▶ **Task goal**
Among the lines below, count those containing the word "title". Give the number only.

▶ **Task input**

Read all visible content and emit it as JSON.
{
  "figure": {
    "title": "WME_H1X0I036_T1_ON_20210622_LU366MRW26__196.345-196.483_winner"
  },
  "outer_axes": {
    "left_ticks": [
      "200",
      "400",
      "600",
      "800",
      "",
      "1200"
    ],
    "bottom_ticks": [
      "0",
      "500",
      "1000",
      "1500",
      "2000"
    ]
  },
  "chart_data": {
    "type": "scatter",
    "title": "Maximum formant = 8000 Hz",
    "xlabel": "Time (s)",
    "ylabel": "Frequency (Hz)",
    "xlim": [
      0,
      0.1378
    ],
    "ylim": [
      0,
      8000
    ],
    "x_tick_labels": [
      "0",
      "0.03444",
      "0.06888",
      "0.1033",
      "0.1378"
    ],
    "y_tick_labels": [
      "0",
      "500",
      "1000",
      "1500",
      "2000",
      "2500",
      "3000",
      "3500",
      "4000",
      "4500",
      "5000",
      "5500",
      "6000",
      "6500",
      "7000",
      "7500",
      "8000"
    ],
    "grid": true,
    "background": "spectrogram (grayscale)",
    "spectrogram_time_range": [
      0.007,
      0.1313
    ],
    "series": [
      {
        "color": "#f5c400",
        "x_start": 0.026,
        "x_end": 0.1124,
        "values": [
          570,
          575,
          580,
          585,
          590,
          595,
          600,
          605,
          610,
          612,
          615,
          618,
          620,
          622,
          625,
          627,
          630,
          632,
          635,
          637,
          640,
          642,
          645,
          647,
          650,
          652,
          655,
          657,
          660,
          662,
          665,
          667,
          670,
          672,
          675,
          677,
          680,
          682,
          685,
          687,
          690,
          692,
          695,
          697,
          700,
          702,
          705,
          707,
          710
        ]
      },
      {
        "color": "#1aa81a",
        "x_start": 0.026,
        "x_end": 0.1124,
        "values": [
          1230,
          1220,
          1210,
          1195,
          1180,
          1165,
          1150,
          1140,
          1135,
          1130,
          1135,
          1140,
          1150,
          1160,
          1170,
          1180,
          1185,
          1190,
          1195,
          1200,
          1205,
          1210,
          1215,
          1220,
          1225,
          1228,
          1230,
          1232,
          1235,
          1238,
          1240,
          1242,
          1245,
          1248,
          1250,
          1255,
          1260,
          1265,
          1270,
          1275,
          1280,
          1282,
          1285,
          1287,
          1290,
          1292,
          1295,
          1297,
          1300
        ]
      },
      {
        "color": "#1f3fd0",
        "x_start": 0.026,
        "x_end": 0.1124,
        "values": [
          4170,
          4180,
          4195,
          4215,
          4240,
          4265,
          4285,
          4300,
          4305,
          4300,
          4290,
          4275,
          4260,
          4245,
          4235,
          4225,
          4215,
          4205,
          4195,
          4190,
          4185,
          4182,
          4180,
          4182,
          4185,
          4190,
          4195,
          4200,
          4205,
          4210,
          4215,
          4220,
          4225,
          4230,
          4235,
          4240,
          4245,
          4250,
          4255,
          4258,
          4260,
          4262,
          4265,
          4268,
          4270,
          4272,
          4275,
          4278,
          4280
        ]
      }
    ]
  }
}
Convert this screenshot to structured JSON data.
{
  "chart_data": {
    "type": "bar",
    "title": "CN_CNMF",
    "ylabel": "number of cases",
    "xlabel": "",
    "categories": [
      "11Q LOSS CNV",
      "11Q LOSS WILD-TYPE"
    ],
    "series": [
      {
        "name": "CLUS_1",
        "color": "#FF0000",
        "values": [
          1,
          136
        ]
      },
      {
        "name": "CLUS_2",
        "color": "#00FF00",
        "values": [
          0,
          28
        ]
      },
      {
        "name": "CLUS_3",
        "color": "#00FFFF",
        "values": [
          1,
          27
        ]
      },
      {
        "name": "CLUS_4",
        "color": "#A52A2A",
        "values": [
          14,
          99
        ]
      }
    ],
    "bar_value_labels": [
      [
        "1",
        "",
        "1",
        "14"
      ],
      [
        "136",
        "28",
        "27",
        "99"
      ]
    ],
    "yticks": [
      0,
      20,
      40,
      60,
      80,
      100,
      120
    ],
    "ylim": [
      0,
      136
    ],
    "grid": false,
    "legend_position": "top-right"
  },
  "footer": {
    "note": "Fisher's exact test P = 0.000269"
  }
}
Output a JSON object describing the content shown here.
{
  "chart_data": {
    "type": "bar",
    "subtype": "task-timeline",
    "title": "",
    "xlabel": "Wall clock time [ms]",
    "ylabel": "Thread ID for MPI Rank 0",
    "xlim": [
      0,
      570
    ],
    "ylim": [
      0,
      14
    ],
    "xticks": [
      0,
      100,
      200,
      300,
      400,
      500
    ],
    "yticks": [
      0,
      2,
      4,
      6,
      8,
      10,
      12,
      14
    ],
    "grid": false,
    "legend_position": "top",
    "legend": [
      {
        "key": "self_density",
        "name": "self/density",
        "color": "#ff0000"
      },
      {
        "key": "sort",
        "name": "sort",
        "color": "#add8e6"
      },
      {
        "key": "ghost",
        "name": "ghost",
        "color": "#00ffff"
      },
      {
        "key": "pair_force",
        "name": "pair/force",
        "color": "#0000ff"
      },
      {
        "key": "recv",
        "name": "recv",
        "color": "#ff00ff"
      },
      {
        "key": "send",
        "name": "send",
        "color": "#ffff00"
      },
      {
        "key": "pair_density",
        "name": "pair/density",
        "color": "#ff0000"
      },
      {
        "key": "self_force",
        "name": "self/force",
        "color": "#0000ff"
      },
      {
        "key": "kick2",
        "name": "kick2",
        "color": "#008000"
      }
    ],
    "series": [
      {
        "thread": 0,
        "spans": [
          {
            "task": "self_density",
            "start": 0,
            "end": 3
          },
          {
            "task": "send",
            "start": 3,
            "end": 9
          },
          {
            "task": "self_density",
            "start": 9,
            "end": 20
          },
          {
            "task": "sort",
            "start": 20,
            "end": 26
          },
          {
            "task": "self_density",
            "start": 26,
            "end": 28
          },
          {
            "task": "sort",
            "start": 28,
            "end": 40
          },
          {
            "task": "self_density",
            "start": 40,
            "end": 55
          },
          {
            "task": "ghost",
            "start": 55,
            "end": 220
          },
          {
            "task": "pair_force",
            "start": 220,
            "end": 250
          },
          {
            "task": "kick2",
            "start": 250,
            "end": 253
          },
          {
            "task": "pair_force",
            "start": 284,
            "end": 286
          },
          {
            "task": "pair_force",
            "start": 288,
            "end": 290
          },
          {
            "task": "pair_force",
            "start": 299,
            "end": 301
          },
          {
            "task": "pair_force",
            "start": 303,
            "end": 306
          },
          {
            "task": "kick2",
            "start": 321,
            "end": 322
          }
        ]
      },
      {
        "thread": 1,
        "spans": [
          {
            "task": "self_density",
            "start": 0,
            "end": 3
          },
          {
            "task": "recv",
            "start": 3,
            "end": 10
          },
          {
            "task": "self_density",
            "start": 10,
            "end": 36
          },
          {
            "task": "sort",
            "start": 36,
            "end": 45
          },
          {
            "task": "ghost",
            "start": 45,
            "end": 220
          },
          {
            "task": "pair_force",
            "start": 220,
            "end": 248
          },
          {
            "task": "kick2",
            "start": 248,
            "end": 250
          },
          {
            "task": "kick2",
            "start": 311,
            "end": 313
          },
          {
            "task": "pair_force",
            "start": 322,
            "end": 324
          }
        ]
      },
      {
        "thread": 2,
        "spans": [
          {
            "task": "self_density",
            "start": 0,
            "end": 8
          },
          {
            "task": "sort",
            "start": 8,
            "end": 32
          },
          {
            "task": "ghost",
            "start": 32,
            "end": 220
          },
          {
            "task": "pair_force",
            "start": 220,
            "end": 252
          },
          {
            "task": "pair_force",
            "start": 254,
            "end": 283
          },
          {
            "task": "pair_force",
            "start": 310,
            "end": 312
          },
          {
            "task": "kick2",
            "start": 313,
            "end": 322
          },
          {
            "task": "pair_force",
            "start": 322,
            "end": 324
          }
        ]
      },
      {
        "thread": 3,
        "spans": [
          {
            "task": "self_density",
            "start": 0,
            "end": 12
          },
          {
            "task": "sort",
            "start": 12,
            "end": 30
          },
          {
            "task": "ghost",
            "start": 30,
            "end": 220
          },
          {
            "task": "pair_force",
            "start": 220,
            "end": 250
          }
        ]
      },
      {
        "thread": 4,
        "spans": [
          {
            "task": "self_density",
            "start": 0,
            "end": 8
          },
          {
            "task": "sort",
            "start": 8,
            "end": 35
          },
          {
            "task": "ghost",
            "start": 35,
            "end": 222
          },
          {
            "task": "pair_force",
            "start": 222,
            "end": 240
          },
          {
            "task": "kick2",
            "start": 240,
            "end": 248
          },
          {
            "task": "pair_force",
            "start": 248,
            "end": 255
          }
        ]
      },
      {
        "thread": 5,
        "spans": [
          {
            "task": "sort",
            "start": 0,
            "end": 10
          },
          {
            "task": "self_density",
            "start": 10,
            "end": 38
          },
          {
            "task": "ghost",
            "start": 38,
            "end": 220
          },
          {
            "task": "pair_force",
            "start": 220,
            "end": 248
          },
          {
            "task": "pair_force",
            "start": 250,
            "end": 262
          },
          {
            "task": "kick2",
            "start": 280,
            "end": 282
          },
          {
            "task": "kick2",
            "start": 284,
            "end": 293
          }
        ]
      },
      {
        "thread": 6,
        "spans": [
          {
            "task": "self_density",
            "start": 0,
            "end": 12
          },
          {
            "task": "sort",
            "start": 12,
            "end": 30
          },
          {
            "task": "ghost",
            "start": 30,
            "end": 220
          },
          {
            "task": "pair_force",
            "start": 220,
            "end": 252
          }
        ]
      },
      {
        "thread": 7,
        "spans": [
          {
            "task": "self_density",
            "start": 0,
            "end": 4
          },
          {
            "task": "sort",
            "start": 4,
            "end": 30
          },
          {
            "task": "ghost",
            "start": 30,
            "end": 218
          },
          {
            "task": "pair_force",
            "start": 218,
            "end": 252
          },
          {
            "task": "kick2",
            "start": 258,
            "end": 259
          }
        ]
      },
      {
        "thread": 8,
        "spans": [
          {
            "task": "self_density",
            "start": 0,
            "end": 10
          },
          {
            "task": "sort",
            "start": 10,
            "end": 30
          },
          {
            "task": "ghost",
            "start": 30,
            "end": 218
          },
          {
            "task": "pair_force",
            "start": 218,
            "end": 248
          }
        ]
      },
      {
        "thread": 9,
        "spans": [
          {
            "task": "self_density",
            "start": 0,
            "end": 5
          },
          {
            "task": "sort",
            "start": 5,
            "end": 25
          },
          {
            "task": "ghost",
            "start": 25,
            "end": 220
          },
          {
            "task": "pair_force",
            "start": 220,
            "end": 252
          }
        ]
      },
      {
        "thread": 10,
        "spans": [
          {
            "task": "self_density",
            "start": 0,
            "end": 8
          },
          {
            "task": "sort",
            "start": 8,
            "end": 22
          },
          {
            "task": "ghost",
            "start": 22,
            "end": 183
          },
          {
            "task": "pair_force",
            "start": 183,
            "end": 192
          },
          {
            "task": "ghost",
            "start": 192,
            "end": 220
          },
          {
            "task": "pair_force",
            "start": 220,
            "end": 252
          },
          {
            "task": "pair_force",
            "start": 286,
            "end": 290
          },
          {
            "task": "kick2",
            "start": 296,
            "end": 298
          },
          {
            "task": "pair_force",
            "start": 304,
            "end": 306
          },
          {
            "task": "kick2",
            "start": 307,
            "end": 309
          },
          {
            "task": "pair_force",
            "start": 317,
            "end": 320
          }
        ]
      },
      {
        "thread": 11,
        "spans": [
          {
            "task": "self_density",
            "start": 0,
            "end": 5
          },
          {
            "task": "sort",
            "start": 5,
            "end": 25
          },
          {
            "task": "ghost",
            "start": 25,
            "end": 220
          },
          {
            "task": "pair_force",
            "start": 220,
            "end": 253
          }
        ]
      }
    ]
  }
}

▶ **Exercise response**
4